### DATA FOR THIS EXERCISE

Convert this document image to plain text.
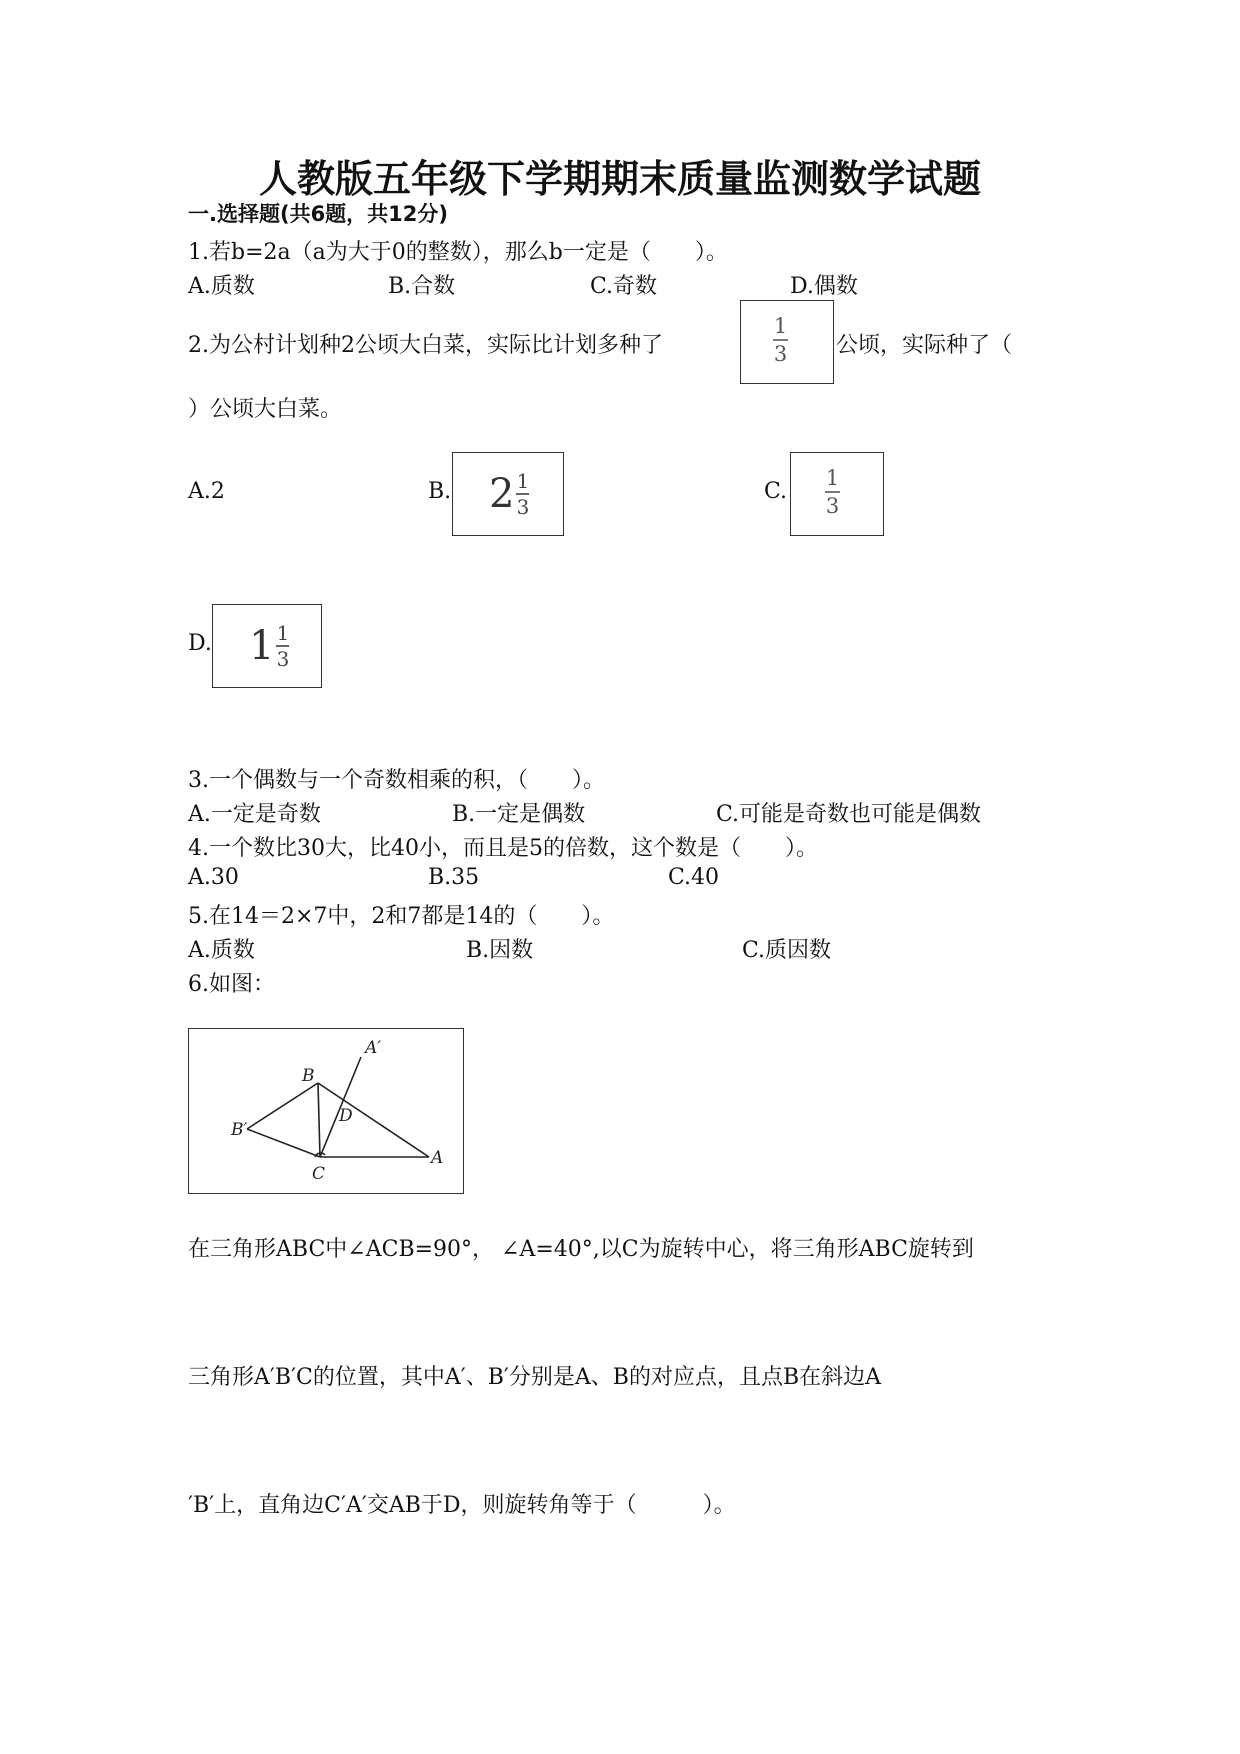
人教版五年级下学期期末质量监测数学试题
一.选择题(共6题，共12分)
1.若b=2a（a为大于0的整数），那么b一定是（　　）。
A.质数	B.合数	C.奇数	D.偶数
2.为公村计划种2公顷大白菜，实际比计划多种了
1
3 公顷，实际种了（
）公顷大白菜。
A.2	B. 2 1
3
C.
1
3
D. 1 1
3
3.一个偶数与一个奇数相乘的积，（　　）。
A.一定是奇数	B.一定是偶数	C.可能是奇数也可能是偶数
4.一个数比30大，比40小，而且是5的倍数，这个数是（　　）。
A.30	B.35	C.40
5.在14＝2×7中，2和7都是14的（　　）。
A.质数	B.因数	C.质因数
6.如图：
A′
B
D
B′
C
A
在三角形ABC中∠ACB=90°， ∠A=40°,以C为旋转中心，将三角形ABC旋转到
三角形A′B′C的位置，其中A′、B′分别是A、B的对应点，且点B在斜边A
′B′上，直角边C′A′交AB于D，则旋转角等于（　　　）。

######

## WHAT THIS TASK INVOLVES
Without the pictures, retype the whole of the material above exactly.

## RESPONSE TO THIS EXERCISE
Convert this document image to plain text.
人教版五年级下学期期末质量监测数学试题
一.选择题(共6题，共12分)
1.若b=2a（a为大于0的整数），那么b一定是（　　）。
A.质数	B.合数	C.奇数	D.偶数
2.为公村计划种2公顷大白菜，实际比计划多种了
1
3 公顷，实际种了（
）公顷大白菜。
A.2	B. 2 1
3
C.
1
3
D. 1 1
3
3.一个偶数与一个奇数相乘的积，（　　）。
A.一定是奇数	B.一定是偶数	C.可能是奇数也可能是偶数
4.一个数比30大，比40小，而且是5的倍数，这个数是（　　）。
A.30	B.35	C.40
5.在14＝2×7中，2和7都是14的（　　）。
A.质数	B.因数	C.质因数
6.如图：
A′
B
D
B′
C
A
在三角形ABC中∠ACB=90°， ∠A=40°,以C为旋转中心，将三角形ABC旋转到
三角形A′B′C的位置，其中A′、B′分别是A、B的对应点，且点B在斜边A
′B′上，直角边C′A′交AB于D，则旋转角等于（　　　）。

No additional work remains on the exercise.